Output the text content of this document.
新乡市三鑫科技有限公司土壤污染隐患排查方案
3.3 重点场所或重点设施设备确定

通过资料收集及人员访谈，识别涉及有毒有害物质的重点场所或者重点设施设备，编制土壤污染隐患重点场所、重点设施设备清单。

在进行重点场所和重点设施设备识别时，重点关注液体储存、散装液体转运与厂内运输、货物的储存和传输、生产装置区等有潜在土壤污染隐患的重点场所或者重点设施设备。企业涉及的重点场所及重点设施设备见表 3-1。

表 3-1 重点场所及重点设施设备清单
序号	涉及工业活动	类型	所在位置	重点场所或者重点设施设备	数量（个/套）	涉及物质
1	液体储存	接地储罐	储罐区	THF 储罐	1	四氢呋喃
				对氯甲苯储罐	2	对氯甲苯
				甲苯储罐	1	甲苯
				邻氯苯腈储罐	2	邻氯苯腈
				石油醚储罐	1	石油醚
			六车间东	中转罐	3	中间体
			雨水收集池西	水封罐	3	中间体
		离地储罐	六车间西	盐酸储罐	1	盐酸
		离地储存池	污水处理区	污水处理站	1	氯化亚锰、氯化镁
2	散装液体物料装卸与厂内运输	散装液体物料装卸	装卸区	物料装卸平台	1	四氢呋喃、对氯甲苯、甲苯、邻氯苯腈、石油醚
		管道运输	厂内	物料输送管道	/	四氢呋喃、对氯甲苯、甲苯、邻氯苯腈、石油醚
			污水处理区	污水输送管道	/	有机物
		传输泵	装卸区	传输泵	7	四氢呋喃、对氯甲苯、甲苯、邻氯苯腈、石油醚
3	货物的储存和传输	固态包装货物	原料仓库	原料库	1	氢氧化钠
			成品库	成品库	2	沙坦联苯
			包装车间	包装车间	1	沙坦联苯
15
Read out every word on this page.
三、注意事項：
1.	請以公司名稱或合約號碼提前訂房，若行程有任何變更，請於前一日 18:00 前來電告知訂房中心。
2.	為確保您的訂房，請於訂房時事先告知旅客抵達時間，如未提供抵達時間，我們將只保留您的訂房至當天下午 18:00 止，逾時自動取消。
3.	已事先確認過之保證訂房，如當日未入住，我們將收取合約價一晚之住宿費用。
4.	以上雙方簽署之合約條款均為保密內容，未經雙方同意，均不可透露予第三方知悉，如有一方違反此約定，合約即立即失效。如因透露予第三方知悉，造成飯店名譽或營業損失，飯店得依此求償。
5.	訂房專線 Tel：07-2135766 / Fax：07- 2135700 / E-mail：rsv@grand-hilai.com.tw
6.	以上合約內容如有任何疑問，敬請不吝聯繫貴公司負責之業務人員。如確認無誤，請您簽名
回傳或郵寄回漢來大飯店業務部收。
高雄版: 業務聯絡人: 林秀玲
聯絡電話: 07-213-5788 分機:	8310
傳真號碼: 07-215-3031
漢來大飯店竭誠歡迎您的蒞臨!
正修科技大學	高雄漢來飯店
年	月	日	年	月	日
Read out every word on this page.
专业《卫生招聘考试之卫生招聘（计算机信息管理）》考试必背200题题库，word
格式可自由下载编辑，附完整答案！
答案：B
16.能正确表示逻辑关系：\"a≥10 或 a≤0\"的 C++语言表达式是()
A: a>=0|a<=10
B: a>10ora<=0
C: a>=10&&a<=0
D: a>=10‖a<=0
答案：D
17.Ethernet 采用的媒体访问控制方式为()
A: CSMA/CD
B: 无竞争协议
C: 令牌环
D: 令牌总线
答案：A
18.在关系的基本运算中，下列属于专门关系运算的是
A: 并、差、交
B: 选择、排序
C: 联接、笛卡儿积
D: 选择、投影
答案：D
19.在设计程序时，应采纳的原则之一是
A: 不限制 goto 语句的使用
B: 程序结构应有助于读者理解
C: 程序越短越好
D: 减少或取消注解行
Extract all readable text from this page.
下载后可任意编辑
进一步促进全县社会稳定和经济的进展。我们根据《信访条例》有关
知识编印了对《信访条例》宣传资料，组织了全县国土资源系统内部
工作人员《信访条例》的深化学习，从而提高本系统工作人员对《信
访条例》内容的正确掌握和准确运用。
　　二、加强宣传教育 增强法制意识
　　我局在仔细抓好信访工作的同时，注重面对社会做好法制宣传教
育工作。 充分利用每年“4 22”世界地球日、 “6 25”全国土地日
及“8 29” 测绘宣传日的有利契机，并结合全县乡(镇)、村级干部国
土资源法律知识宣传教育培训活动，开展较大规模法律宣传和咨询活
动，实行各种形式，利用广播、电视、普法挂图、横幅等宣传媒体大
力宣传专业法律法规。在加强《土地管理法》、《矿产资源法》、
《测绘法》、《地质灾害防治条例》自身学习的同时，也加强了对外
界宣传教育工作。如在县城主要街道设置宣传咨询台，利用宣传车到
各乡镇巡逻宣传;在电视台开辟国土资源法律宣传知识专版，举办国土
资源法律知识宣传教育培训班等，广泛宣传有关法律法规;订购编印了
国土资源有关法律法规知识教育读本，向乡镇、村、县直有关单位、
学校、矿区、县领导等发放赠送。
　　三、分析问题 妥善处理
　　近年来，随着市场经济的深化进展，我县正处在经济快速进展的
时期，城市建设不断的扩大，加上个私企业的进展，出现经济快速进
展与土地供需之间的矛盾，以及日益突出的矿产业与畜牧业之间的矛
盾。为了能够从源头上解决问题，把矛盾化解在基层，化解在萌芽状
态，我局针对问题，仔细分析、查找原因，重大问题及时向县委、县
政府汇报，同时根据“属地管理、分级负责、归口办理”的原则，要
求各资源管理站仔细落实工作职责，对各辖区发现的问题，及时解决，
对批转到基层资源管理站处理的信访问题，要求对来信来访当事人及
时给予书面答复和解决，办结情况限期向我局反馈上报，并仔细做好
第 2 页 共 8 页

# # #

Copy down every line of the material above that includes the string "邻氯苯腈".

				邻氯苯腈储罐	2	邻氯苯腈
2	散装液体物料装卸与厂内运输	散装液体物料装卸	装卸区	物料装卸平台	1	四氢呋喃、对氯甲苯、甲苯、邻氯苯腈、石油醚
		管道运输	厂内	物料输送管道	/	四氢呋喃、对氯甲苯、甲苯、邻氯苯腈、石油醚
		传输泵	装卸区	传输泵	7	四氢呋喃、对氯甲苯、甲苯、邻氯苯腈、石油醚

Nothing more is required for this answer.